Objective =
Transcribe the lines below exactly, beginning with the line that holds "Transcribe the text in this document." and ending with the final line, both included. Pictures are to be left out.

Given information =

◇ ◇ ◇

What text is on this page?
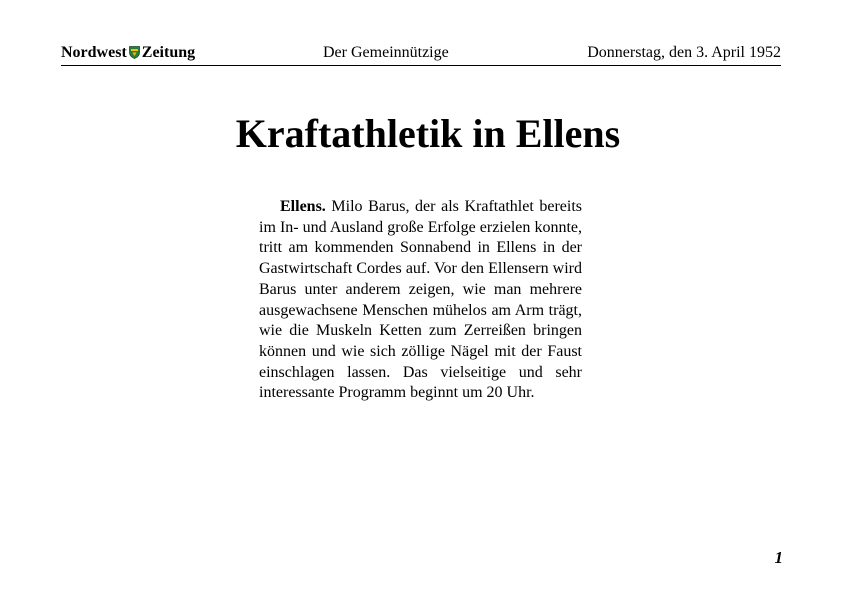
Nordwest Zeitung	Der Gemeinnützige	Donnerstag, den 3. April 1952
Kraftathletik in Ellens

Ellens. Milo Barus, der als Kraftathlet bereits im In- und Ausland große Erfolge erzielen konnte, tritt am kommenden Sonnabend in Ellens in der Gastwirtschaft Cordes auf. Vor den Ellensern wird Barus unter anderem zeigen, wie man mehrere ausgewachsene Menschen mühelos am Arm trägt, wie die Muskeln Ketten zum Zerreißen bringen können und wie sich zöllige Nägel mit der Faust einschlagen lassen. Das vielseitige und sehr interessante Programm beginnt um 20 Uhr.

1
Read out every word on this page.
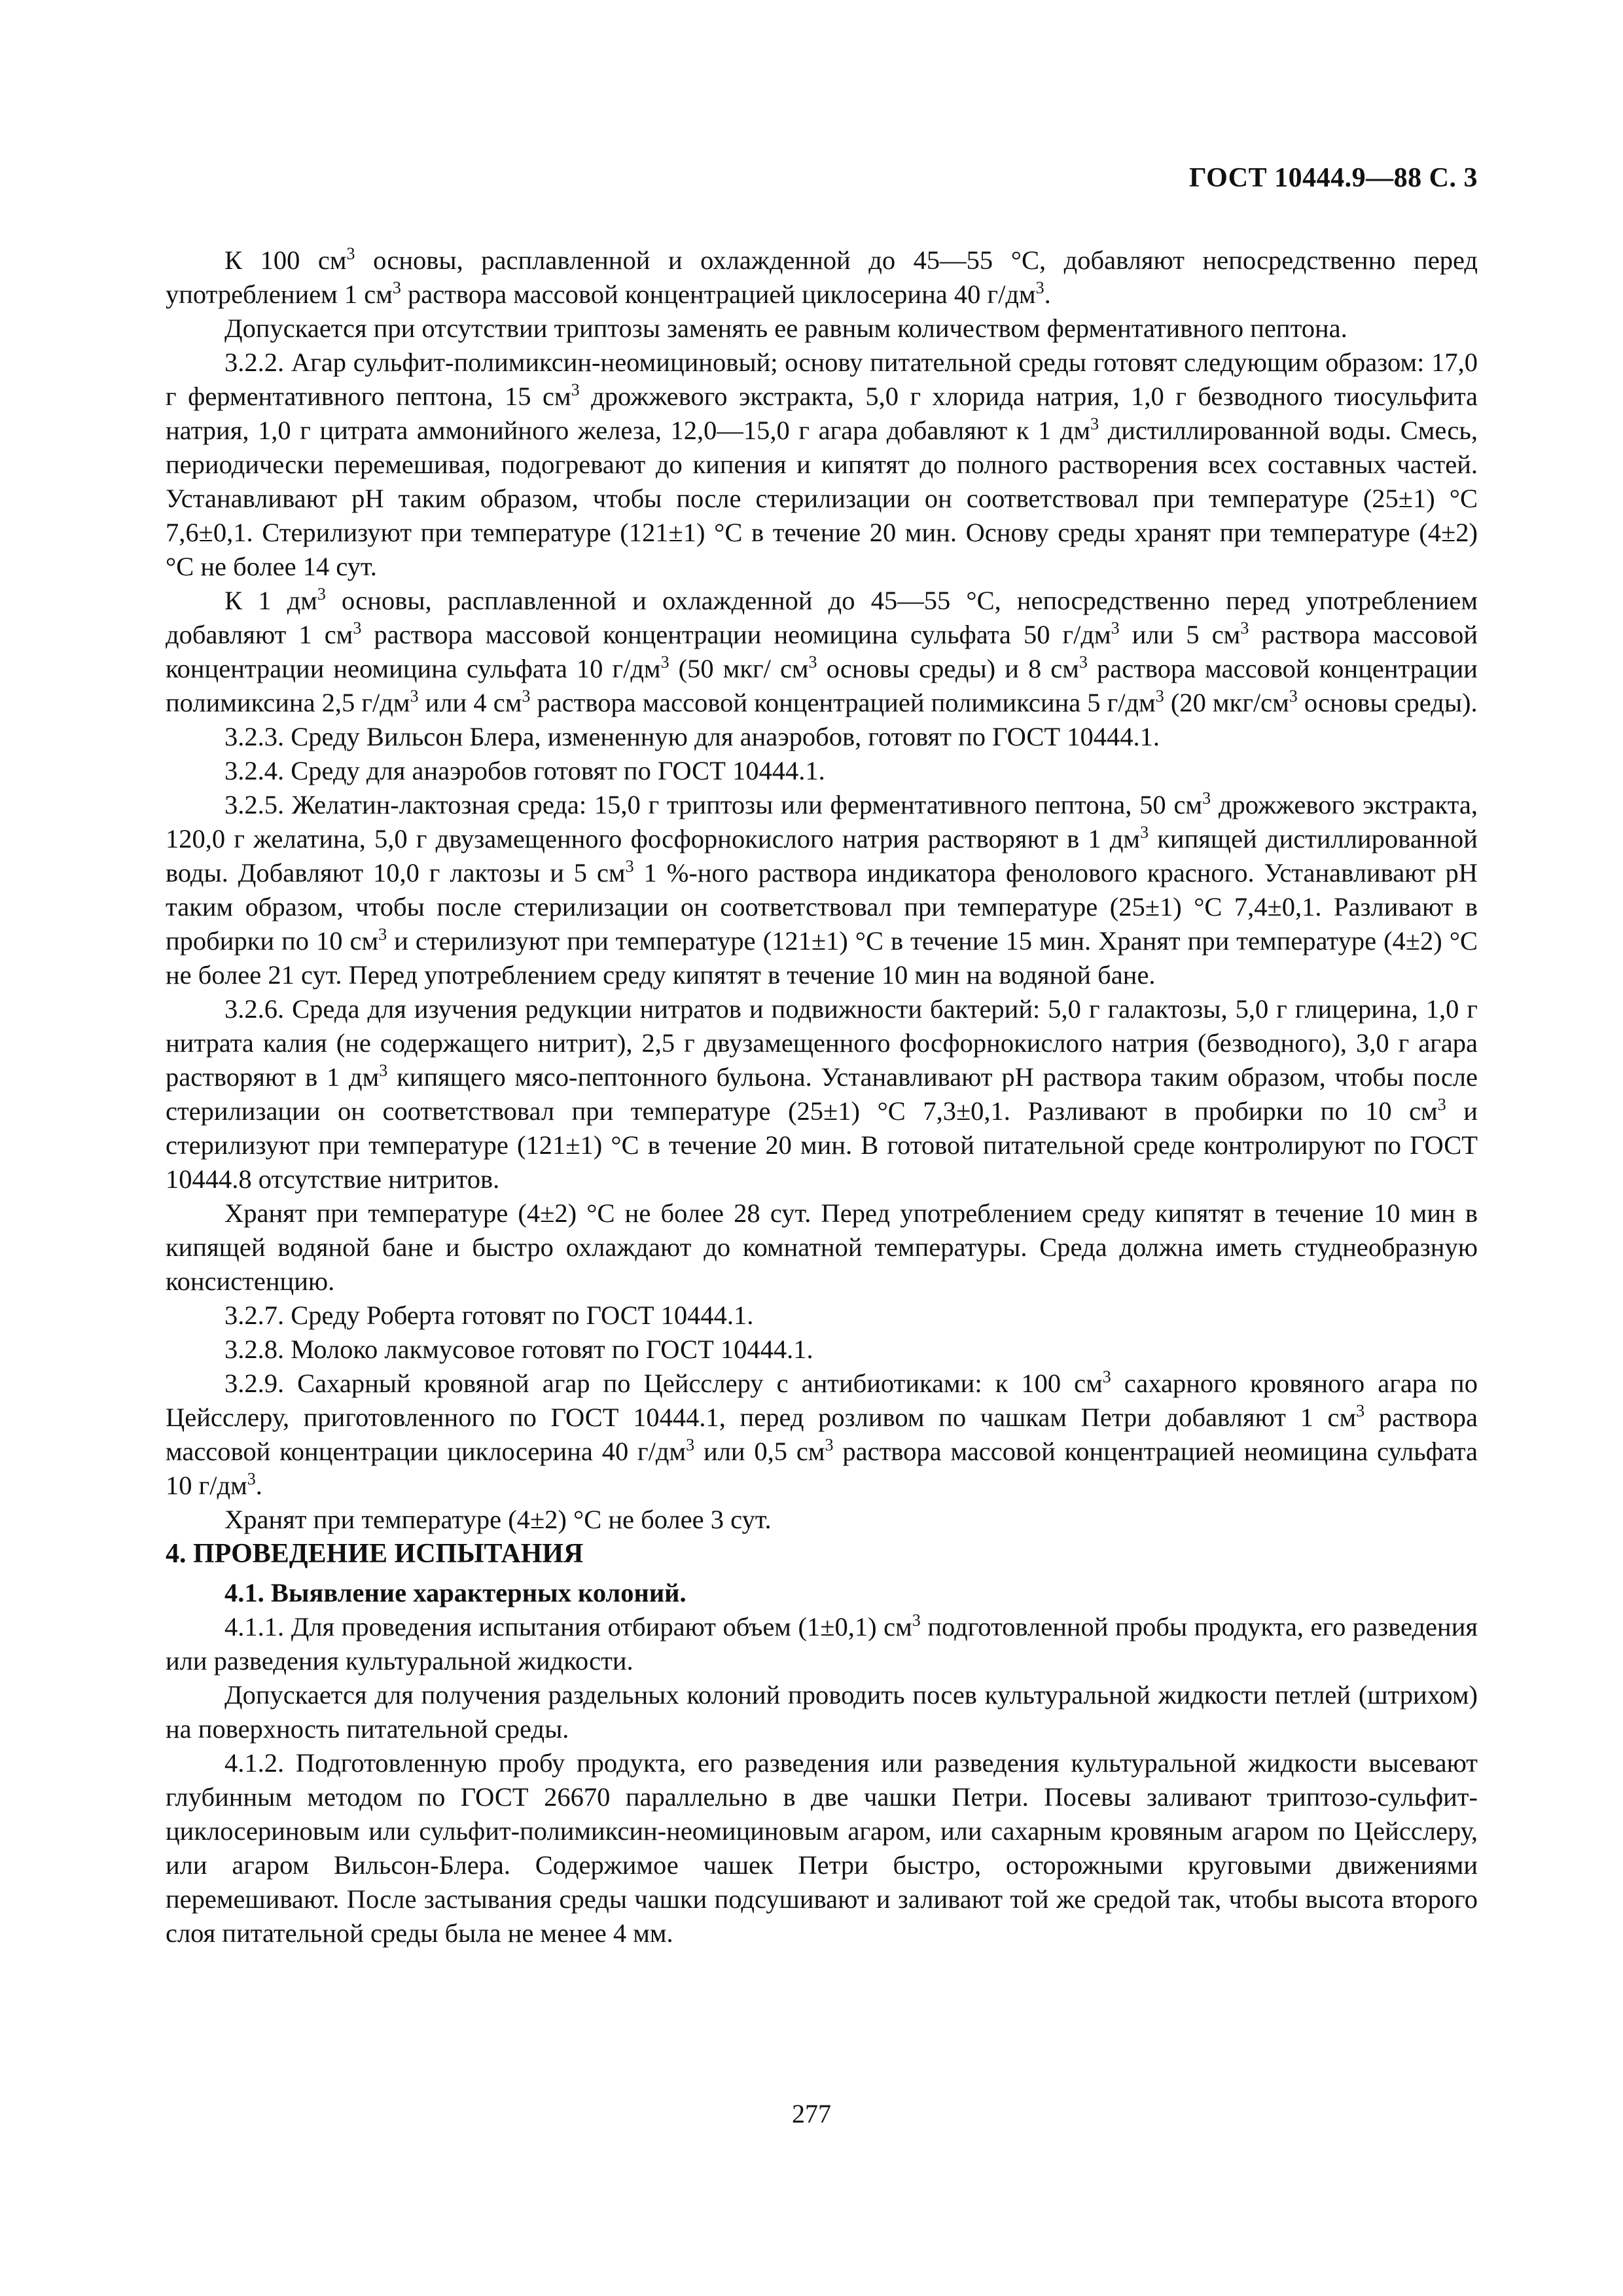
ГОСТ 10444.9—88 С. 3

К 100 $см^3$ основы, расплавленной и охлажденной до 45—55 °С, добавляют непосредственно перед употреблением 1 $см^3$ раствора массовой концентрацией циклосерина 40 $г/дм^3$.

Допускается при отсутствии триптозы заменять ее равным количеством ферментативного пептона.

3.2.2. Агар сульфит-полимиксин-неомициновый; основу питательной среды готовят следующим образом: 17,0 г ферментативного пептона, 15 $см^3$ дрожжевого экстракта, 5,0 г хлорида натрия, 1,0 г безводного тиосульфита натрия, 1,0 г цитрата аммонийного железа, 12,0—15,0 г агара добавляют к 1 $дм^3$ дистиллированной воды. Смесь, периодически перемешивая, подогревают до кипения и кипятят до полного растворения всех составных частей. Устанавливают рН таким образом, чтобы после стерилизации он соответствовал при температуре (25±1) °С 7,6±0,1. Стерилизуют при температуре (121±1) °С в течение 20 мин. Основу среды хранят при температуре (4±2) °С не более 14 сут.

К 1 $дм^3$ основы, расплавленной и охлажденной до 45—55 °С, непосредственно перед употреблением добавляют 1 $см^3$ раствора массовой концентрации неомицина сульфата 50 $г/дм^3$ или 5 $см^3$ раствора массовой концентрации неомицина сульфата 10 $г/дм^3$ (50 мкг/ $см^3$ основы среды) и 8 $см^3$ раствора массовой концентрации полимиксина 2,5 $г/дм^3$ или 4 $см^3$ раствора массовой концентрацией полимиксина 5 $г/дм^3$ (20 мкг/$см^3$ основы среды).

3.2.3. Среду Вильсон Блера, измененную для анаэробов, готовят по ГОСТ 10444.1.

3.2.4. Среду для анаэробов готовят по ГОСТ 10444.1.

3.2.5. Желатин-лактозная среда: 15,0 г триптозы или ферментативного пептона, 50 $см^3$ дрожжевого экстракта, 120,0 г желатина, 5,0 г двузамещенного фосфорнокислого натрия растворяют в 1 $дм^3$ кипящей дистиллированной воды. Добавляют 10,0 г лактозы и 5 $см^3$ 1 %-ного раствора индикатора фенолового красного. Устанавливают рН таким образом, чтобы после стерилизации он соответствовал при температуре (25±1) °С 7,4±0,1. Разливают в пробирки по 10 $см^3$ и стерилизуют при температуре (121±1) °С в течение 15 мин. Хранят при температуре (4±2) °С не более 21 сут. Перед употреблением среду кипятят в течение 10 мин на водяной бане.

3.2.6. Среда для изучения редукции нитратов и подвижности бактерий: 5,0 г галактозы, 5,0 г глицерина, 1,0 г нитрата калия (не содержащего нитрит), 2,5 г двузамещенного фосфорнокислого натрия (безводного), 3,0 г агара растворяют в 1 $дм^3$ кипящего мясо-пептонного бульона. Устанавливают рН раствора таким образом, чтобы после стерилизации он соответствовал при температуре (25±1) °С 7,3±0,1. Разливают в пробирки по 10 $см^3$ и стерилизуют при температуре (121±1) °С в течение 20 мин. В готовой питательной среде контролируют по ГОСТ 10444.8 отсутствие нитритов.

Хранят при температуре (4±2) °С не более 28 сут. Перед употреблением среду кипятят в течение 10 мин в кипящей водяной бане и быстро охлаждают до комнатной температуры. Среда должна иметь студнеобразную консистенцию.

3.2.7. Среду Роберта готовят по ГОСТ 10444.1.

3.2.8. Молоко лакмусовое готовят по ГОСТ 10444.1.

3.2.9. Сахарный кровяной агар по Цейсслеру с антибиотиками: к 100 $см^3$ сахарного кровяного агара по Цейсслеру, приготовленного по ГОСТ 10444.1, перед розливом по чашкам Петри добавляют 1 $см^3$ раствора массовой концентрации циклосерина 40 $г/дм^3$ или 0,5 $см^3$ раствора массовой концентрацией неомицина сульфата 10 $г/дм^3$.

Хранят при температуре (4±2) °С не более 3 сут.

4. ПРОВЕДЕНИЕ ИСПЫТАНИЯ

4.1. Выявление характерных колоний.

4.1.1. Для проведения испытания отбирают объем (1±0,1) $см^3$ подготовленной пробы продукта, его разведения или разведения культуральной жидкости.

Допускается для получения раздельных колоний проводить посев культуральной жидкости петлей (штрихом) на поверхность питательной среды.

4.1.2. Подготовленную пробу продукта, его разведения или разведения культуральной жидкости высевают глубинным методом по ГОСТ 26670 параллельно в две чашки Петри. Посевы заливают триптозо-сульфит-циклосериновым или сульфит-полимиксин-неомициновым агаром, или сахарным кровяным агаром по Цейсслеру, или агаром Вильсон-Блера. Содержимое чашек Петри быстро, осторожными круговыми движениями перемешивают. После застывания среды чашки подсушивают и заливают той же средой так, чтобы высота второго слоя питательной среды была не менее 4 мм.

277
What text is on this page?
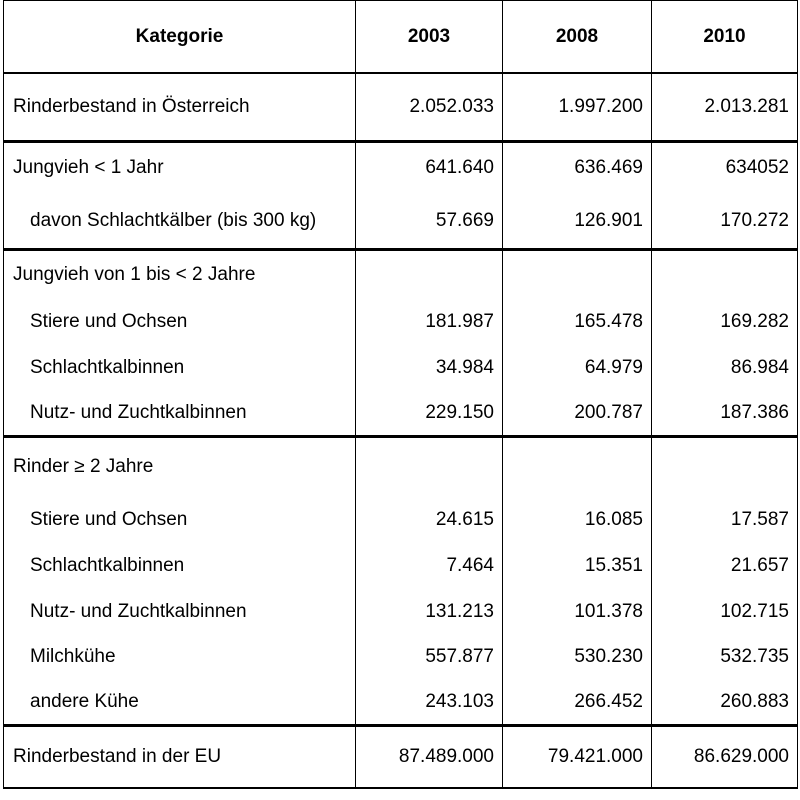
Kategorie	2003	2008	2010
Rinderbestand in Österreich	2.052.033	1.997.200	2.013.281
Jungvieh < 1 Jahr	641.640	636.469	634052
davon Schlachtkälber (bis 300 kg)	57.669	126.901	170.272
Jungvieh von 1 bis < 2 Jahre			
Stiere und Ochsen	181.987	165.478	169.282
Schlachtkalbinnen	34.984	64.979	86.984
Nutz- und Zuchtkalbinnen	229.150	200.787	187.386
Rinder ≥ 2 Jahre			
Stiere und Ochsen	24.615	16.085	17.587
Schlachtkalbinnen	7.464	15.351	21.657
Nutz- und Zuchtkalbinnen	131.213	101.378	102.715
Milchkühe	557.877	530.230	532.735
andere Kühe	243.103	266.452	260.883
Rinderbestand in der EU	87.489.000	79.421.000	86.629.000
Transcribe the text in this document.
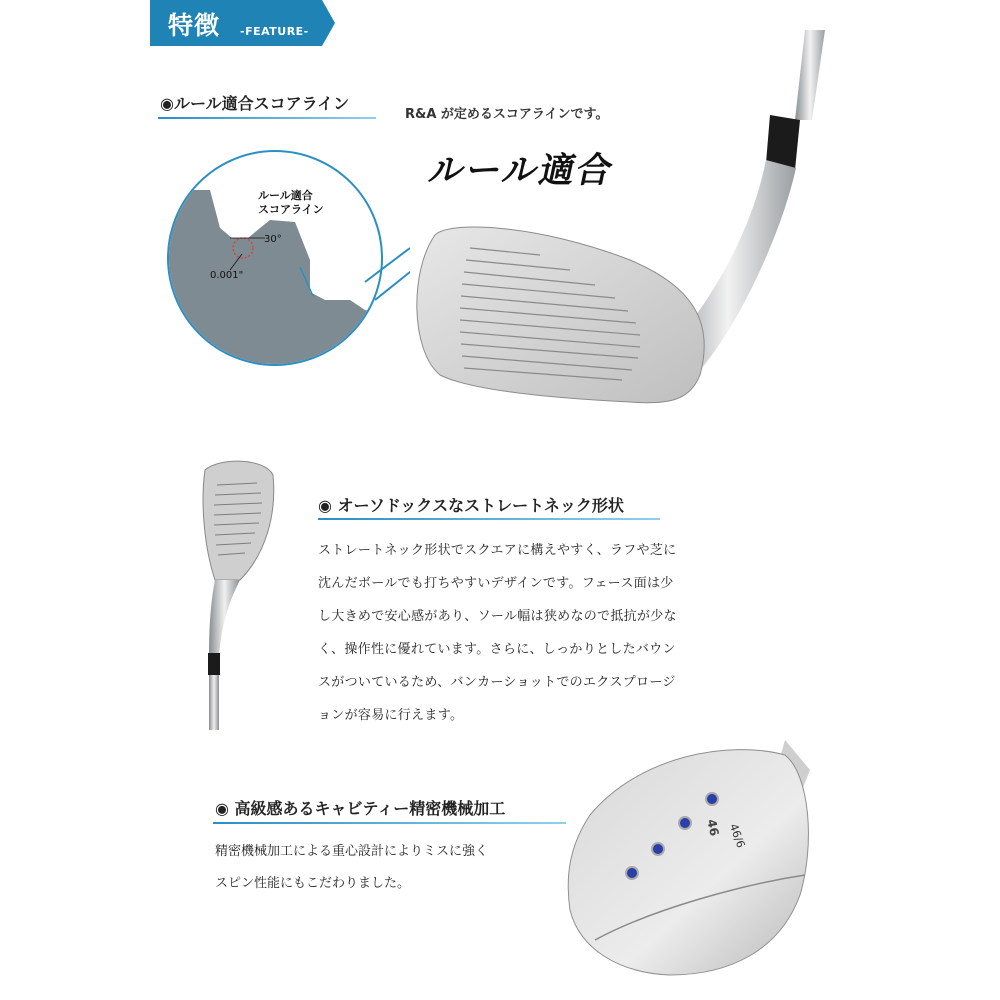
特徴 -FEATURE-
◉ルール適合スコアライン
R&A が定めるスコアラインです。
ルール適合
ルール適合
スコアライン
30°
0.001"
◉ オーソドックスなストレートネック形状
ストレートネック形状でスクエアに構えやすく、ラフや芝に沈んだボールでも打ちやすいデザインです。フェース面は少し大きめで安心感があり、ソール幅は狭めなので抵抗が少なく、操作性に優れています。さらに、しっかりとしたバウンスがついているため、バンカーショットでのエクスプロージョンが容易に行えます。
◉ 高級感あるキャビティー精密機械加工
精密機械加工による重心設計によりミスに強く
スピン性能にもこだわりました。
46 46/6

◇ ◇ ◇

Reply =
Transcribe the text in this document.
特徴 -FEATURE-
◉ルール適合スコアライン
R&A が定めるスコアラインです。
ルール適合
ルール適合
スコアライン
30°
0.001"
◉ オーソドックスなストレートネック形状
ストレートネック形状でスクエアに構えやすく、ラフや芝に沈んだボールでも打ちやすいデザインです。フェース面は少し大きめで安心感があり、ソール幅は狭めなので抵抗が少なく、操作性に優れています。さらに、しっかりとしたバウンスがついているため、バンカーショットでのエクスプロージョンが容易に行えます。
◉ 高級感あるキャビティー精密機械加工
精密機械加工による重心設計によりミスに強く
スピン性能にもこだわりました。
46 46/6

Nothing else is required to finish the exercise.